- _RECORD LIST_

-*-

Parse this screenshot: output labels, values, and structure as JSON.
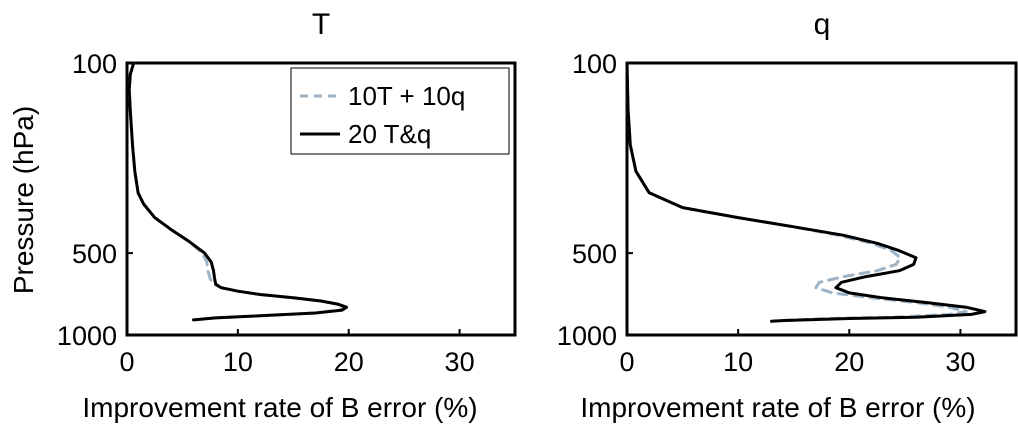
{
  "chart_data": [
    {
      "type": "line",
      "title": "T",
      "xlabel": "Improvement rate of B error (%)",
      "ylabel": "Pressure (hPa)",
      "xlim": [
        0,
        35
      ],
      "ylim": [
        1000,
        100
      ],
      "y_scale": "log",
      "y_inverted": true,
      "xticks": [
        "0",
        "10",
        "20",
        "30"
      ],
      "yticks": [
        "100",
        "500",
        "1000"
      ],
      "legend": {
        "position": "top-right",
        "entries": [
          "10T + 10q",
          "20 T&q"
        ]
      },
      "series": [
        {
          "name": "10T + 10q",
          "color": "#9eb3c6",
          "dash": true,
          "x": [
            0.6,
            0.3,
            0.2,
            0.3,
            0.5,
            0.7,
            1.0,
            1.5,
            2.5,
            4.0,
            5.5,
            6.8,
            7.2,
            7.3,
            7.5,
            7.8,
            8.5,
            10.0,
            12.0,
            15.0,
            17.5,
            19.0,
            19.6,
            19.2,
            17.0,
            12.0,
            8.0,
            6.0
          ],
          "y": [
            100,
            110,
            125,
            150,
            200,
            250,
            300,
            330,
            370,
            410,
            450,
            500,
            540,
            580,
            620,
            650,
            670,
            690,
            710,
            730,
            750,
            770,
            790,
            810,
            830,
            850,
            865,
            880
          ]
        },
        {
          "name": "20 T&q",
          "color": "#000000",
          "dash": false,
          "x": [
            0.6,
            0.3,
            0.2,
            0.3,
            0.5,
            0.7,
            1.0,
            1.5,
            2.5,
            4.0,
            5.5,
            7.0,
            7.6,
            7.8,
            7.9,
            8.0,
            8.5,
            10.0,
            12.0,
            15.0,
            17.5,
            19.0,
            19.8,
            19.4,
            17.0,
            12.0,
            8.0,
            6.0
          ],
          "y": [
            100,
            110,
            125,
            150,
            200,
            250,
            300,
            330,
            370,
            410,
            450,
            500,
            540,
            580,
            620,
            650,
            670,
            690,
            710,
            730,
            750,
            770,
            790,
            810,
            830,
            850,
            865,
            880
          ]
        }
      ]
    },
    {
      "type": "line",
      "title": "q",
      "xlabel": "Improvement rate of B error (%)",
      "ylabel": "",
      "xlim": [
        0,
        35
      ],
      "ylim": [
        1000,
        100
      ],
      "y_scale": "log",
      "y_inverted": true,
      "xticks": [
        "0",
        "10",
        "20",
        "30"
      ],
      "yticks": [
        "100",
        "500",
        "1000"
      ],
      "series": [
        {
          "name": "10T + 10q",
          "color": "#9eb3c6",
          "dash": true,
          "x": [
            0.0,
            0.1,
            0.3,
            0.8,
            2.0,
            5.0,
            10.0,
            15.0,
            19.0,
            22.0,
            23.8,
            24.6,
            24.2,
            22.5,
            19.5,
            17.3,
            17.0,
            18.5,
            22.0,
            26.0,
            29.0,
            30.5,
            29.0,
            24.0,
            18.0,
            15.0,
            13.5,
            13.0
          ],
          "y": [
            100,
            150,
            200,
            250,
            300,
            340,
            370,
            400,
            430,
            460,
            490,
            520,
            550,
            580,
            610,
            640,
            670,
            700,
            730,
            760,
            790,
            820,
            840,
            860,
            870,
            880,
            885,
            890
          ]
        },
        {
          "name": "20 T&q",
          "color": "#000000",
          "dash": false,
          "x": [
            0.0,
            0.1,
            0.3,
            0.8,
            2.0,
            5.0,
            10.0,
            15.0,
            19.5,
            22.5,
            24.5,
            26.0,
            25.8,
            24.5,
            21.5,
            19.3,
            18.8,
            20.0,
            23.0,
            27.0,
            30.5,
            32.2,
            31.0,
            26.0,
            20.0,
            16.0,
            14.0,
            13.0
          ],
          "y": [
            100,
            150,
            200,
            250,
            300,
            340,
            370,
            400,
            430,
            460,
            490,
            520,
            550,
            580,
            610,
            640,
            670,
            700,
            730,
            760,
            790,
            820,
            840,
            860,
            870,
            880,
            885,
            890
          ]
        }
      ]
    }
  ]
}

-*-

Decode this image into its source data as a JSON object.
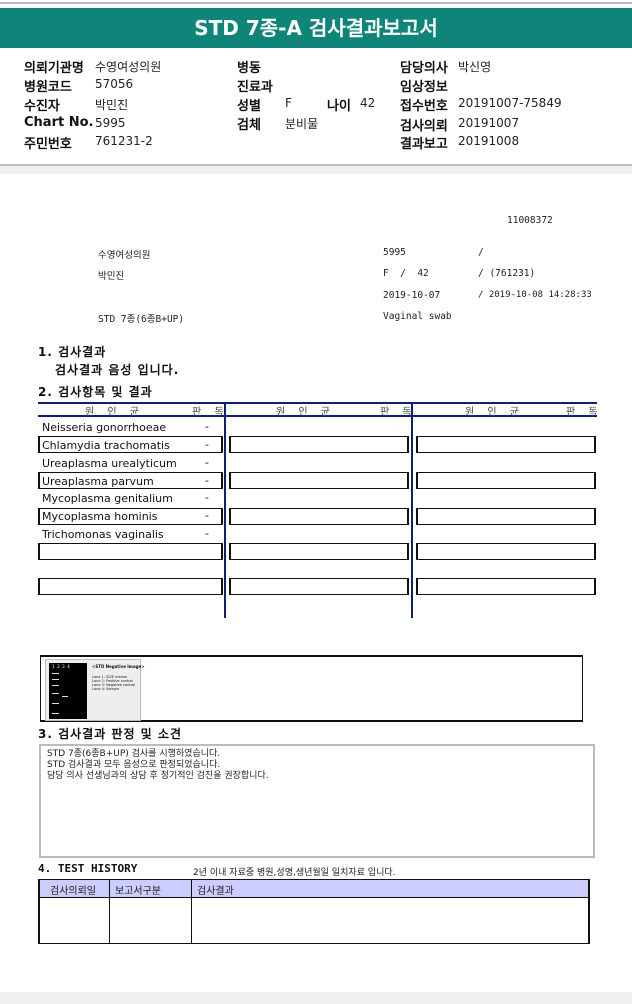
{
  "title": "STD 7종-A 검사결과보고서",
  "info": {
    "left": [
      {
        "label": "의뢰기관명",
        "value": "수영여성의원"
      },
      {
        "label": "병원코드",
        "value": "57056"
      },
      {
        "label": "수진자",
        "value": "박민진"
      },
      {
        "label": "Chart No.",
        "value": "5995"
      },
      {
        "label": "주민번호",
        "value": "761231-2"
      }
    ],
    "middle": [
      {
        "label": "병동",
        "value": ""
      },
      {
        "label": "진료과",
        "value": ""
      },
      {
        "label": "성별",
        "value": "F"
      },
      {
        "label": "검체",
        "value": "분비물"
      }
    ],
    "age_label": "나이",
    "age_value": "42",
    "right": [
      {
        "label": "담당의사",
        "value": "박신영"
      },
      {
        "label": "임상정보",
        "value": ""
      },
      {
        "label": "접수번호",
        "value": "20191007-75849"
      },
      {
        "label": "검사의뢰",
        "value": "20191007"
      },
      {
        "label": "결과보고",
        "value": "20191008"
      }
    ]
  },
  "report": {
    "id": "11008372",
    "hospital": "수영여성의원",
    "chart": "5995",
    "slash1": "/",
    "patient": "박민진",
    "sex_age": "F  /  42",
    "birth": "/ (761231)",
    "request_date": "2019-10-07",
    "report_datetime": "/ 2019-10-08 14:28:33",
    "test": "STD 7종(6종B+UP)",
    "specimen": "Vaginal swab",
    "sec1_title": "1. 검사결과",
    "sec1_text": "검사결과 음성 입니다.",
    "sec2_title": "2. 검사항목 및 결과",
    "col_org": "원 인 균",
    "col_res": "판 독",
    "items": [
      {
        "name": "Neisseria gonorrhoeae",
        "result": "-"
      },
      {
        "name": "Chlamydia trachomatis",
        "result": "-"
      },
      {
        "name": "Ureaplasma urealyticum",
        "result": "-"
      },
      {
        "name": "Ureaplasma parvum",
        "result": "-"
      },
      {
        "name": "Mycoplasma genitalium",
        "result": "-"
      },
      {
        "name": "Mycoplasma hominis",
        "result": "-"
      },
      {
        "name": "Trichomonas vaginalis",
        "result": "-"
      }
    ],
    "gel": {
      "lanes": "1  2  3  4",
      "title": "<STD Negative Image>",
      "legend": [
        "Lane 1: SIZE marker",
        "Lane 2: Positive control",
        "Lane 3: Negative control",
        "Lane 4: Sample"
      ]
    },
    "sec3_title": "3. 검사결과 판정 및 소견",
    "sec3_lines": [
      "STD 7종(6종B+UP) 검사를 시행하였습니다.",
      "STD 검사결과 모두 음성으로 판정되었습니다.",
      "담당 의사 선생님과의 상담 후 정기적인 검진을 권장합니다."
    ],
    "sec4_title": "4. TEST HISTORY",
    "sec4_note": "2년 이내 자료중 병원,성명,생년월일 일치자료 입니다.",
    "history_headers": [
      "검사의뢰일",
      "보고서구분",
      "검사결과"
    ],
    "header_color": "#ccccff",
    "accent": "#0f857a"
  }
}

-*-

- _SHORT TASK_
Show the lines where the word "Negative" appears in the entries.

- _RESULT_
      "title": "<STD Negative Image>",
        "Lane 3: Negative control",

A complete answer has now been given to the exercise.